## Your instructions
Gather each line containing the string "JSON" from these entries.

## Record set

>> BEGIN

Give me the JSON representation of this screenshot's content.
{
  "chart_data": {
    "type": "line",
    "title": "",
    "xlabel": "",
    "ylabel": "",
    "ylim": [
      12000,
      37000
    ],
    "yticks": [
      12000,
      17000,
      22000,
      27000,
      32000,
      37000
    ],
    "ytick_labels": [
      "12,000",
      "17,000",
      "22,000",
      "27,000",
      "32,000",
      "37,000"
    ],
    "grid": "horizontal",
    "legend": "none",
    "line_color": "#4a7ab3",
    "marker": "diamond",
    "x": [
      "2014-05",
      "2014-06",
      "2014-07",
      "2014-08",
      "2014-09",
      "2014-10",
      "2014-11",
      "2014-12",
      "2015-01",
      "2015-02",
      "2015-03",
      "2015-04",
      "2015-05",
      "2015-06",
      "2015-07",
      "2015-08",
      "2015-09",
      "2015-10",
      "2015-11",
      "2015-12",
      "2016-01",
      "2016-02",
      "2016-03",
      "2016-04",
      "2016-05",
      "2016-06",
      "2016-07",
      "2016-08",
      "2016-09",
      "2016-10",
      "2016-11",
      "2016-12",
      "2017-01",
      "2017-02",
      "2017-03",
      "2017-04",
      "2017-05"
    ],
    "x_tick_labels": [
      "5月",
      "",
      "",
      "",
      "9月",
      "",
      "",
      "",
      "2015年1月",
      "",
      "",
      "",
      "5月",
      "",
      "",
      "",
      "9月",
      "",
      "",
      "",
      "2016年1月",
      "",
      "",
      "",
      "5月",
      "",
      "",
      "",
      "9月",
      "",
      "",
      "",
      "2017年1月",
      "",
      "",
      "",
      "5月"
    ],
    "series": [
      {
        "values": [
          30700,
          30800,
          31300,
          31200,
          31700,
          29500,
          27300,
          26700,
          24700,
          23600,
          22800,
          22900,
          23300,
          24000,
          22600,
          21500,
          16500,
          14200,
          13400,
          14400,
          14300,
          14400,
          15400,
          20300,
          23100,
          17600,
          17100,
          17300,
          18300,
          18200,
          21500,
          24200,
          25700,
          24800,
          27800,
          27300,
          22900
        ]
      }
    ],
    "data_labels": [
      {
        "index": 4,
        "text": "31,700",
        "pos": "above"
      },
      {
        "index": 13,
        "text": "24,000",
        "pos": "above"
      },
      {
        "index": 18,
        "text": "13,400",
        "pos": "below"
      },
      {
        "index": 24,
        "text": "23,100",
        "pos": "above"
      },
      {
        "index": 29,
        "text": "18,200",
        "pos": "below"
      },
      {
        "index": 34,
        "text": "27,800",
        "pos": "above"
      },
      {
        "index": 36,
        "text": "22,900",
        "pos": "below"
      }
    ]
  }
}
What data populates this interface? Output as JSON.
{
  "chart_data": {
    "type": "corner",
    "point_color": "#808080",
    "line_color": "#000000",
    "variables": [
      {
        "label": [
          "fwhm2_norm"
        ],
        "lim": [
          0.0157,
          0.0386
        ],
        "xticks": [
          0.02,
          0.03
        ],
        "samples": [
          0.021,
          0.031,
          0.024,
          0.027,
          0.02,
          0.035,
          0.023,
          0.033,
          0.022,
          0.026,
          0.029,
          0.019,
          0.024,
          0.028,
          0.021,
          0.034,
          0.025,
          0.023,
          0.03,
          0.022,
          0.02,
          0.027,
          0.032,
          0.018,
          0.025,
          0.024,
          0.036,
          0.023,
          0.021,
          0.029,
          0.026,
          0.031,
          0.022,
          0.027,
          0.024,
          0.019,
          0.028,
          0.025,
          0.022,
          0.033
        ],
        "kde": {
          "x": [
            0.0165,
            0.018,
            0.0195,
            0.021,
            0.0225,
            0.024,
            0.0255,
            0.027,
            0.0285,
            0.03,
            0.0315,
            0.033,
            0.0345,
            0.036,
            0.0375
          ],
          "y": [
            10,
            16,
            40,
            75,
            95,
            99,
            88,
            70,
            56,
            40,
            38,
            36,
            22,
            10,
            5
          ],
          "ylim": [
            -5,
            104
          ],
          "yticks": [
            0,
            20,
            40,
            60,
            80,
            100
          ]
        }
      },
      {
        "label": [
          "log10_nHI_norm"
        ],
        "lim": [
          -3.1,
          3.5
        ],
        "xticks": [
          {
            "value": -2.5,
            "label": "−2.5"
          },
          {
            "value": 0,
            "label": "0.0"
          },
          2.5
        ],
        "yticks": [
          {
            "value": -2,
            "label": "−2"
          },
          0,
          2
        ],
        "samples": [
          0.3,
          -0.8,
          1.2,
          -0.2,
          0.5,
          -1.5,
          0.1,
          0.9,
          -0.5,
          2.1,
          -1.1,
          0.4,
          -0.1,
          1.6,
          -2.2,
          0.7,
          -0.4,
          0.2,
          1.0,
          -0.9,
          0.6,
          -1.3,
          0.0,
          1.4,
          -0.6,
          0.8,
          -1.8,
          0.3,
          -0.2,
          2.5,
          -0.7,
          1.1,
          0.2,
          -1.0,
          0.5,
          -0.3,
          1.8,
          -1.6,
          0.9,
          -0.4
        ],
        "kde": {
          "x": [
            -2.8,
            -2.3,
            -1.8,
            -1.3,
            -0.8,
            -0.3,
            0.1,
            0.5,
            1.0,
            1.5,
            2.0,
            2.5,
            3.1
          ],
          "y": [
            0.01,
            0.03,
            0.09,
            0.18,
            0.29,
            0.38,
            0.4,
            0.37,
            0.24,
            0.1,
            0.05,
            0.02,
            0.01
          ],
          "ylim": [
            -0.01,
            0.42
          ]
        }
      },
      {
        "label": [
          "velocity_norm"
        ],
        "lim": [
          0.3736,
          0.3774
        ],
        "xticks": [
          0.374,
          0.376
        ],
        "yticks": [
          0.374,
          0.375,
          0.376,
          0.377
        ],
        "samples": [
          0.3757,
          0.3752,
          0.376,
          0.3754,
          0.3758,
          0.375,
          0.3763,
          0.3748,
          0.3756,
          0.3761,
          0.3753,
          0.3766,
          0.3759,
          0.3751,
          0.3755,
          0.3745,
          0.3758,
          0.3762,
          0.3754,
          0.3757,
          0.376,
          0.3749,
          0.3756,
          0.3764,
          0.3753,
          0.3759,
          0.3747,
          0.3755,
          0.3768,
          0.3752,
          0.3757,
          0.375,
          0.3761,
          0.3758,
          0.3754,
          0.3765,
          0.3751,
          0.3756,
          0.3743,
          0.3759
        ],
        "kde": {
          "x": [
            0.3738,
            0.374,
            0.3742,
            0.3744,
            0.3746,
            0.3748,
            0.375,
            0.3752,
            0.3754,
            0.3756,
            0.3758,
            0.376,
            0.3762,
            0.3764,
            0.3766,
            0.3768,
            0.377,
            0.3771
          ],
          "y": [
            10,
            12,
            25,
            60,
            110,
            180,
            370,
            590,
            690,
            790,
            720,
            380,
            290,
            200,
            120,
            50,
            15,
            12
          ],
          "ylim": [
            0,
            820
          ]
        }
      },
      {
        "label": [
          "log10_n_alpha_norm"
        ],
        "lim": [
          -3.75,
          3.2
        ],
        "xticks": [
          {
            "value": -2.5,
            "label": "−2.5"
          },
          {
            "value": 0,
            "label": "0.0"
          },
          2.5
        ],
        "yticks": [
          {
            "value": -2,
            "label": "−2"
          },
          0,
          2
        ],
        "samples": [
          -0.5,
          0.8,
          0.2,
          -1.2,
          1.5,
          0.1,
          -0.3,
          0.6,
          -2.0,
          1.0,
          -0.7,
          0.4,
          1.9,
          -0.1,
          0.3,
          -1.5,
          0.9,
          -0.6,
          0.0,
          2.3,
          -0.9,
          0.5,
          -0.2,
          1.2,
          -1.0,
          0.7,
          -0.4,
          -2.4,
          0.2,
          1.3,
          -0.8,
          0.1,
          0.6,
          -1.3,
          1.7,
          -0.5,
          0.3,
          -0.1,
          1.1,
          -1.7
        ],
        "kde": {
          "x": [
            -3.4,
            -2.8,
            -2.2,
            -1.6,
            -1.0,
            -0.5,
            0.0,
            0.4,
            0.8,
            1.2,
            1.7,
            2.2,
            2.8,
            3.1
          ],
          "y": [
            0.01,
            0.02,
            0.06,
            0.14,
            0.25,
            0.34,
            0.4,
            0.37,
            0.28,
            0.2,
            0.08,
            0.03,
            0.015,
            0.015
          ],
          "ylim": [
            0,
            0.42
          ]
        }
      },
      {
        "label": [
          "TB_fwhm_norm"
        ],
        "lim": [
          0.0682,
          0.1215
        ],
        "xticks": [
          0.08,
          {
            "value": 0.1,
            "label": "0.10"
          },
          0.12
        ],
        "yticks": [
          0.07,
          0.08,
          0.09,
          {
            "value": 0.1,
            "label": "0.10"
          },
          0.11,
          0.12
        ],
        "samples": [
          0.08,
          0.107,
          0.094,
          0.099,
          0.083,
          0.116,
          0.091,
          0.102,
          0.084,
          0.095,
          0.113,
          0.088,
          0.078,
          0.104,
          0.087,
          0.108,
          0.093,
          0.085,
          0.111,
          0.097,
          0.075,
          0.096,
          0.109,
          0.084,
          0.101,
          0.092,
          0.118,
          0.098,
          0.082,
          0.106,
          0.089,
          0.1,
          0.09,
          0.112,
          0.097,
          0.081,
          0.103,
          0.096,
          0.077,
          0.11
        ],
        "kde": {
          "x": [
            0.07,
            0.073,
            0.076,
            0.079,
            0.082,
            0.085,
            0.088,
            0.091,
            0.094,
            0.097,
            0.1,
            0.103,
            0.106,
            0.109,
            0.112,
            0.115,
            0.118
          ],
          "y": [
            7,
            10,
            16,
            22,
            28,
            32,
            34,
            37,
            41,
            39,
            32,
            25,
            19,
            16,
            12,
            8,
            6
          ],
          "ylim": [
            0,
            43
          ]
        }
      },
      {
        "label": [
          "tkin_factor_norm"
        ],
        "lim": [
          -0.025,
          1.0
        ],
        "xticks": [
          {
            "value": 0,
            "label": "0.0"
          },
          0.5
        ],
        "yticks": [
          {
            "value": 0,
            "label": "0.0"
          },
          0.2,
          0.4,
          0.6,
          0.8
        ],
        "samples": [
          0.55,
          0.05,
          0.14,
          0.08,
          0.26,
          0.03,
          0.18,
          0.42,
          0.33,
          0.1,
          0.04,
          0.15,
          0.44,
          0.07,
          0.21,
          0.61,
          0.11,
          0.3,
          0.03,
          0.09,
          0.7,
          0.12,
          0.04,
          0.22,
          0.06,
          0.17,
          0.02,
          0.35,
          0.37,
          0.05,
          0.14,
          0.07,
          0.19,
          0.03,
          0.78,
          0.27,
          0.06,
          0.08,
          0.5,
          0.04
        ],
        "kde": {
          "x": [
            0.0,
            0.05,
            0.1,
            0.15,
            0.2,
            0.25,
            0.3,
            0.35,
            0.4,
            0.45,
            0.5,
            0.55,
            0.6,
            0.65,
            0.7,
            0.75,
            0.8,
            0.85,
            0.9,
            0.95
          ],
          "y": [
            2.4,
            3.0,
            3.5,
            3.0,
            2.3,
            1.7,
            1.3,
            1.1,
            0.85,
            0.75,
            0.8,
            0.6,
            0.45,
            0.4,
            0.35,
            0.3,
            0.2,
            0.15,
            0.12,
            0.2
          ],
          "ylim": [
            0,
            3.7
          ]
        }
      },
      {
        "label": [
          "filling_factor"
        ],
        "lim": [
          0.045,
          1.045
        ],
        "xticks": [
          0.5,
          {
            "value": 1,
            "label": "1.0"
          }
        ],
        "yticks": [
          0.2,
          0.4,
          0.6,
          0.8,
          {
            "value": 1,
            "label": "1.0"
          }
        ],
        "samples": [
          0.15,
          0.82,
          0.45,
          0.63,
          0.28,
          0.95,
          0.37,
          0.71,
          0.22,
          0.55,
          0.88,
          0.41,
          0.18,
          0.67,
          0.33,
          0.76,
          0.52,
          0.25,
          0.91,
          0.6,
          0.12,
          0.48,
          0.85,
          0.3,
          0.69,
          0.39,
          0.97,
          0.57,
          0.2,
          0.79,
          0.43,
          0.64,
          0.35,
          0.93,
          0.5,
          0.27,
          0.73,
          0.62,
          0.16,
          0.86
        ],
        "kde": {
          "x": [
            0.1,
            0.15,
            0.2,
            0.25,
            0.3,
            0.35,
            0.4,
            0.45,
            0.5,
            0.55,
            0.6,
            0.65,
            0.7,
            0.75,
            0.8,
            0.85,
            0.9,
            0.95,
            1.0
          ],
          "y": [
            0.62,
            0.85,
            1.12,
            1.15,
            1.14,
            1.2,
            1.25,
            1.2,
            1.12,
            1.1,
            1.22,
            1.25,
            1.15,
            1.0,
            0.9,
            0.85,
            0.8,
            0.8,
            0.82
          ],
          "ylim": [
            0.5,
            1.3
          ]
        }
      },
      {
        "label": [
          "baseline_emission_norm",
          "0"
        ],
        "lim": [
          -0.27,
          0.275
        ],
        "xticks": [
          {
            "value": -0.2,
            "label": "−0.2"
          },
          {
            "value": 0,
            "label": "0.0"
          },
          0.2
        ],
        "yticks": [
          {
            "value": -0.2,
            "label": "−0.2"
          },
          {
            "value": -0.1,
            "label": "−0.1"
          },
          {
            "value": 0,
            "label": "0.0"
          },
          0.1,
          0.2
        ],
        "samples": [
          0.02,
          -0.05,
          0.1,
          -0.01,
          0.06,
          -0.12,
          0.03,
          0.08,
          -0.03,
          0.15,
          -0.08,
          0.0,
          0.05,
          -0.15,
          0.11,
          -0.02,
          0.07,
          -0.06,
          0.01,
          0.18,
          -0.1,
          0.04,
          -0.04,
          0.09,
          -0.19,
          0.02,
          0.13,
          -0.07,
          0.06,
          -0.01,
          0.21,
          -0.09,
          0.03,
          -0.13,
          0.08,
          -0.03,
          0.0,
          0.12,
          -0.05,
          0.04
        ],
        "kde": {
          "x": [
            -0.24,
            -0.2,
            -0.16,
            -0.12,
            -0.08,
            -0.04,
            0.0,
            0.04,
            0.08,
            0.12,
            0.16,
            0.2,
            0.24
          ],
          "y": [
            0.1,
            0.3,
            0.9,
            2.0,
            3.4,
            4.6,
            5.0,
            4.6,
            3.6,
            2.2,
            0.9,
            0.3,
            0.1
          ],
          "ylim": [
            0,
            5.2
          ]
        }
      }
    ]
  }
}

>> END

## Reply to the exercise
Give me the JSON representation of this screenshot's content.
What data populates this interface? Output as JSON.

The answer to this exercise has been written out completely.